Dataset excerpts ->

---------------

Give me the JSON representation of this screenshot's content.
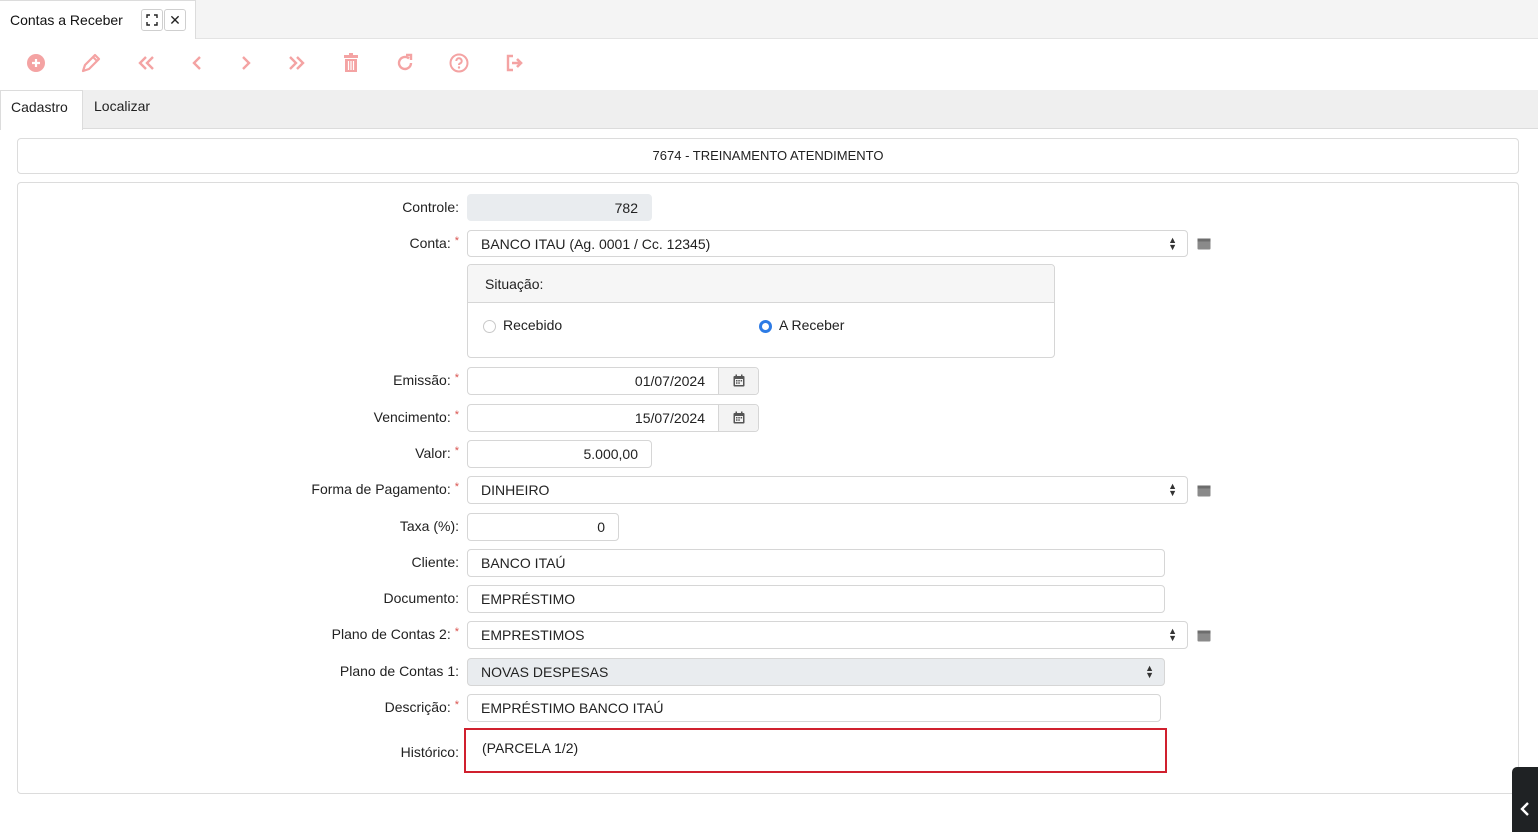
{
  "window_tab": {
    "title": "Contas a Receber",
    "expand_icon": "⛶",
    "close_icon": "✕"
  },
  "toolbar": {
    "color": "#f4a3a3",
    "buttons": [
      "plus-circle-icon",
      "pencil-icon",
      "first-icon",
      "prev-icon",
      "next-icon",
      "last-icon",
      "trash-icon",
      "refresh-icon",
      "help-icon",
      "exit-icon"
    ]
  },
  "tabs": {
    "cadastro": "Cadastro",
    "localizar": "Localizar"
  },
  "header": {
    "title": "7674 - TREINAMENTO ATENDIMENTO"
  },
  "form": {
    "controle": {
      "label": "Controle:",
      "value": "782"
    },
    "conta": {
      "label": "Conta:",
      "required": "*",
      "value": "BANCO ITAU (Ag. 0001 / Cc. 12345)"
    },
    "situacao": {
      "label": "Situação:",
      "options": [
        {
          "label": "Recebido",
          "selected": false
        },
        {
          "label": "A Receber",
          "selected": true
        }
      ]
    },
    "emissao": {
      "label": "Emissão:",
      "required": "*",
      "value": "01/07/2024"
    },
    "vencimento": {
      "label": "Vencimento:",
      "required": "*",
      "value": "15/07/2024"
    },
    "valor": {
      "label": "Valor:",
      "required": "*",
      "value": "5.000,00"
    },
    "forma_pagamento": {
      "label": "Forma de Pagamento:",
      "required": "*",
      "value": "DINHEIRO"
    },
    "taxa": {
      "label": "Taxa (%):",
      "value": "0"
    },
    "cliente": {
      "label": "Cliente:",
      "value": "BANCO ITAÚ"
    },
    "documento": {
      "label": "Documento:",
      "value": "EMPRÉSTIMO"
    },
    "plano2": {
      "label": "Plano de Contas 2:",
      "required": "*",
      "value": "EMPRESTIMOS"
    },
    "plano1": {
      "label": "Plano de Contas 1:",
      "value": "NOVAS DESPESAS"
    },
    "descricao": {
      "label": "Descrição:",
      "required": "*",
      "value": "EMPRÉSTIMO BANCO ITAÚ"
    },
    "historico": {
      "label": "Histórico:",
      "value": "(PARCELA 1/2)"
    }
  },
  "select_arrows": "▲\n▼",
  "accent_color": "#2d7be5",
  "highlight_color": "#d0202e"
}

---------------

WHAT YOU NEED TO DO ->
Reply with nothing but the number of lines in the data above that contain "BANCO".

ANSWER TO THIS PROBLEM ->
3